(Dataset entries)
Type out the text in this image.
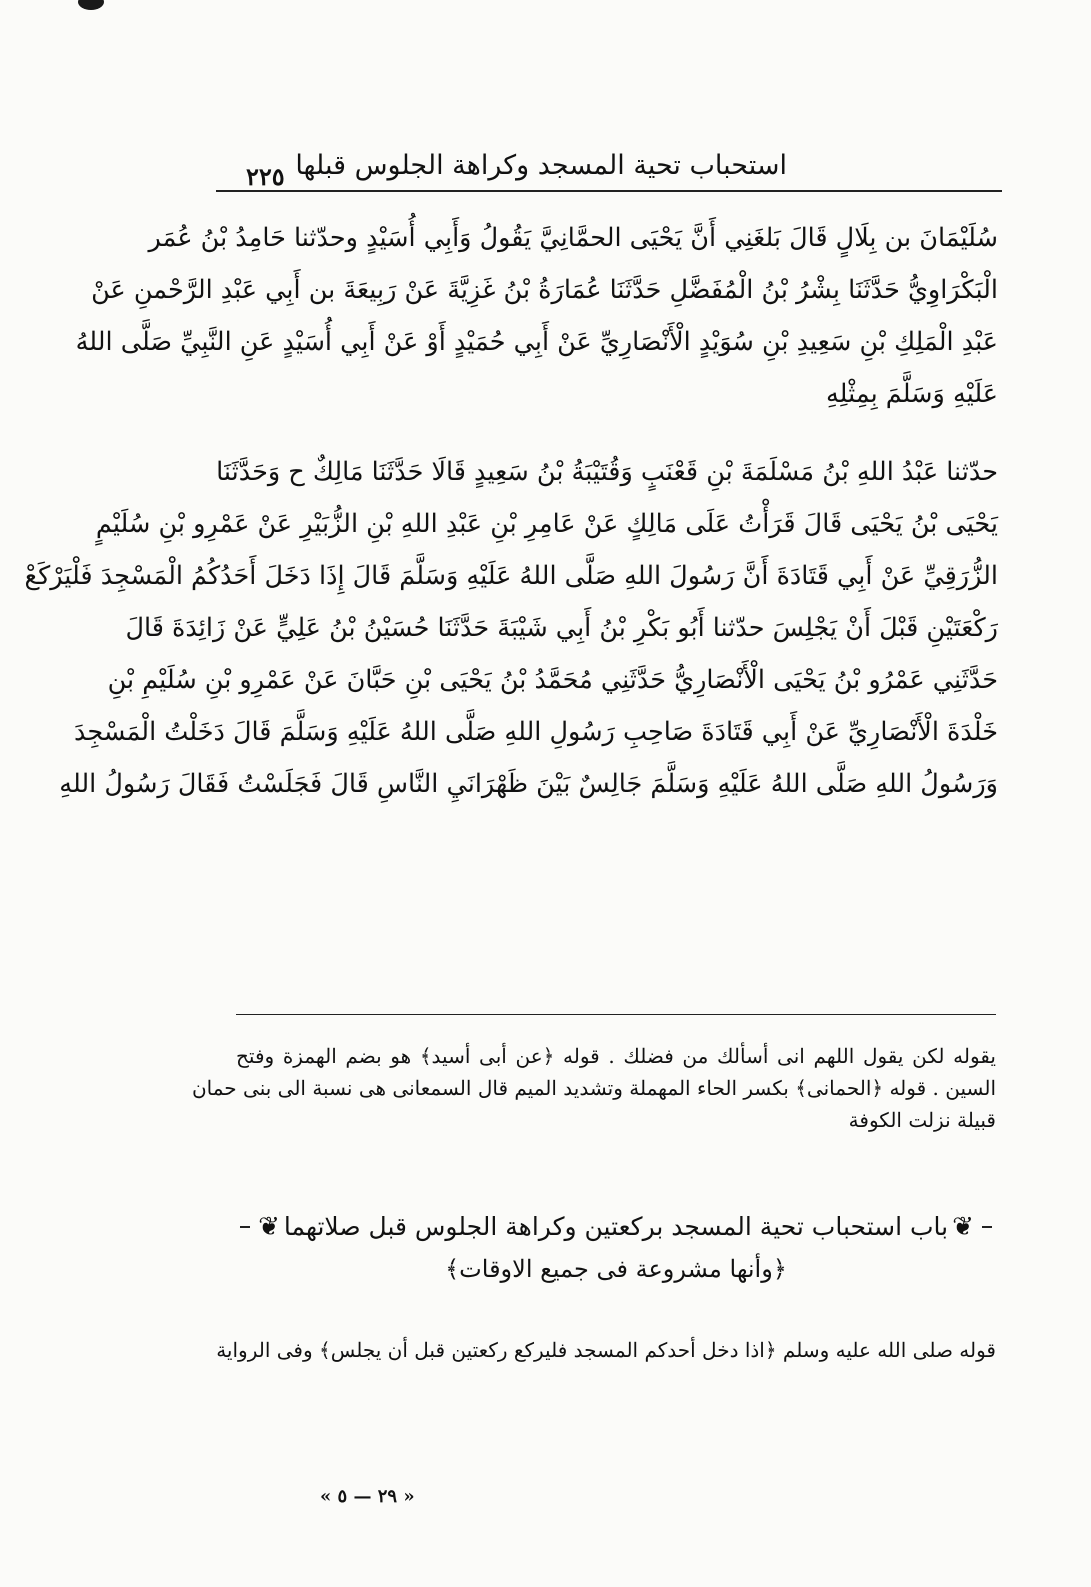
استحباب تحية المسجد وكراهة الجلوس قبلها
٢٢٥
سُلَيْمَانَ بن بِلَالٍ قَالَ بَلغَنِي أَنَّ يَحْيَى الحمَّانِيَّ يَقُولُ وَأَبِي أُسَيْدٍ وحدّثنا حَامِدُ بْنُ عُمَر
الْبَكْرَاوِيُّ حَدَّثَنَا بِشْرُ بْنُ الْمُفَضَّلِ حَدَّثَنَا عُمَارَةُ بْنُ غَزِيَّةَ عَنْ رَبِيعَةَ بن أَبِي عَبْدِ الرَّحْمنِ عَنْ
عَبْدِ الْمَلِكِ بْنِ سَعِيدِ بْنِ سُوَيْدٍ الْأَنْصَارِيِّ عَنْ أَبِي حُمَيْدٍ أَوْ عَنْ أَبِي أُسَيْدٍ عَنِ النَّبِيِّ صَلَّى اللهُ
عَلَيْهِ وَسَلَّمَ بِمِثْلِهِ
حدّثنا عَبْدُ اللهِ بْنُ مَسْلَمَةَ بْنِ قَعْنَبٍ وَقُتَيْبَةُ بْنُ سَعِيدٍ قَالَا حَدَّثَنَا مَالِكٌ ح وَحَدَّثَنَا
يَحْيَى بْنُ يَحْيَى قَالَ قَرَأْتُ عَلَى مَالِكٍ عَنْ عَامِرِ بْنِ عَبْدِ اللهِ بْنِ الزُّبَيْرِ عَنْ عَمْرِو بْنِ سُلَيْمٍ
الزُّرَقِيِّ عَنْ أَبِي قَتَادَةَ أَنَّ رَسُولَ اللهِ صَلَّى اللهُ عَلَيْهِ وَسَلَّمَ قَالَ إِذَا دَخَلَ أَحَدُكُمُ الْمَسْجِدَ فَلْيَرْكَعْ
رَكْعَتَيْنِ قَبْلَ أَنْ يَجْلِسَ حدّثنا أَبُو بَكْرِ بْنُ أَبِي شَيْبَةَ حَدَّثَنَا حُسَيْنُ بْنُ عَلِيٍّ عَنْ زَائِدَةَ قَالَ
حَدَّثَنِي عَمْرُو بْنُ يَحْيَى الْأَنْصَارِيُّ حَدَّثَنِي مُحَمَّدُ بْنُ يَحْيَى بْنِ حَبَّانَ عَنْ عَمْرِو بْنِ سُلَيْمِ بْنِ
خَلْدَةَ الْأَنْصَارِيِّ عَنْ أَبِي قَتَادَةَ صَاحِبِ رَسُولِ اللهِ صَلَّى اللهُ عَلَيْهِ وَسَلَّمَ قَالَ دَخَلْتُ الْمَسْجِدَ
وَرَسُولُ اللهِ صَلَّى اللهُ عَلَيْهِ وَسَلَّمَ جَالِسٌ بَيْنَ ظَهْرَانَيِ النَّاسِ قَالَ فَجَلَسْتُ فَقَالَ رَسُولُ اللهِ
يقوله لكن يقول اللهم انى أسألك من فضلك . قوله ﴿عن أبى أسيد﴾ هو بضم الهمزة وفتح
السين . قوله ﴿الحمانى﴾ بكسر الحاء المهملة وتشديد الميم قال السمعانى هى نسبة الى بنى حمان
قبيلة نزلت الكوفة
❦
باب استحباب تحية المسجد بركعتين وكراهة الجلوس قبل صلاتهما
❦
﴿وأنها مشروعة فى جميع الاوقات﴾
قوله صلى الله عليه وسلم ﴿اذا دخل أحدكم المسجد فليركع ركعتين قبل أن يجلس﴾ وفى الرواية
« ٢٩ — ٥ »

Directive
Every entry above should be duplicated exactly. Do not include the images.

Answer below
Type out the text in this image.
استحباب تحية المسجد وكراهة الجلوس قبلها
٢٢٥
سُلَيْمَانَ بن بِلَالٍ قَالَ بَلغَنِي أَنَّ يَحْيَى الحمَّانِيَّ يَقُولُ وَأَبِي أُسَيْدٍ وحدّثنا حَامِدُ بْنُ عُمَر
الْبَكْرَاوِيُّ حَدَّثَنَا بِشْرُ بْنُ الْمُفَضَّلِ حَدَّثَنَا عُمَارَةُ بْنُ غَزِيَّةَ عَنْ رَبِيعَةَ بن أَبِي عَبْدِ الرَّحْمنِ عَنْ
عَبْدِ الْمَلِكِ بْنِ سَعِيدِ بْنِ سُوَيْدٍ الْأَنْصَارِيِّ عَنْ أَبِي حُمَيْدٍ أَوْ عَنْ أَبِي أُسَيْدٍ عَنِ النَّبِيِّ صَلَّى اللهُ
عَلَيْهِ وَسَلَّمَ بِمِثْلِهِ
حدّثنا عَبْدُ اللهِ بْنُ مَسْلَمَةَ بْنِ قَعْنَبٍ وَقُتَيْبَةُ بْنُ سَعِيدٍ قَالَا حَدَّثَنَا مَالِكٌ ح وَحَدَّثَنَا
يَحْيَى بْنُ يَحْيَى قَالَ قَرَأْتُ عَلَى مَالِكٍ عَنْ عَامِرِ بْنِ عَبْدِ اللهِ بْنِ الزُّبَيْرِ عَنْ عَمْرِو بْنِ سُلَيْمٍ
الزُّرَقِيِّ عَنْ أَبِي قَتَادَةَ أَنَّ رَسُولَ اللهِ صَلَّى اللهُ عَلَيْهِ وَسَلَّمَ قَالَ إِذَا دَخَلَ أَحَدُكُمُ الْمَسْجِدَ فَلْيَرْكَعْ
رَكْعَتَيْنِ قَبْلَ أَنْ يَجْلِسَ حدّثنا أَبُو بَكْرِ بْنُ أَبِي شَيْبَةَ حَدَّثَنَا حُسَيْنُ بْنُ عَلِيٍّ عَنْ زَائِدَةَ قَالَ
حَدَّثَنِي عَمْرُو بْنُ يَحْيَى الْأَنْصَارِيُّ حَدَّثَنِي مُحَمَّدُ بْنُ يَحْيَى بْنِ حَبَّانَ عَنْ عَمْرِو بْنِ سُلَيْمِ بْنِ
خَلْدَةَ الْأَنْصَارِيِّ عَنْ أَبِي قَتَادَةَ صَاحِبِ رَسُولِ اللهِ صَلَّى اللهُ عَلَيْهِ وَسَلَّمَ قَالَ دَخَلْتُ الْمَسْجِدَ
وَرَسُولُ اللهِ صَلَّى اللهُ عَلَيْهِ وَسَلَّمَ جَالِسٌ بَيْنَ ظَهْرَانَيِ النَّاسِ قَالَ فَجَلَسْتُ فَقَالَ رَسُولُ اللهِ
يقوله لكن يقول اللهم انى أسألك من فضلك . قوله ﴿عن أبى أسيد﴾ هو بضم الهمزة وفتح
السين . قوله ﴿الحمانى﴾ بكسر الحاء المهملة وتشديد الميم قال السمعانى هى نسبة الى بنى حمان
قبيلة نزلت الكوفة
❦
باب استحباب تحية المسجد بركعتين وكراهة الجلوس قبل صلاتهما
❦
﴿وأنها مشروعة فى جميع الاوقات﴾
قوله صلى الله عليه وسلم ﴿اذا دخل أحدكم المسجد فليركع ركعتين قبل أن يجلس﴾ وفى الرواية
« ٢٩ — ٥ »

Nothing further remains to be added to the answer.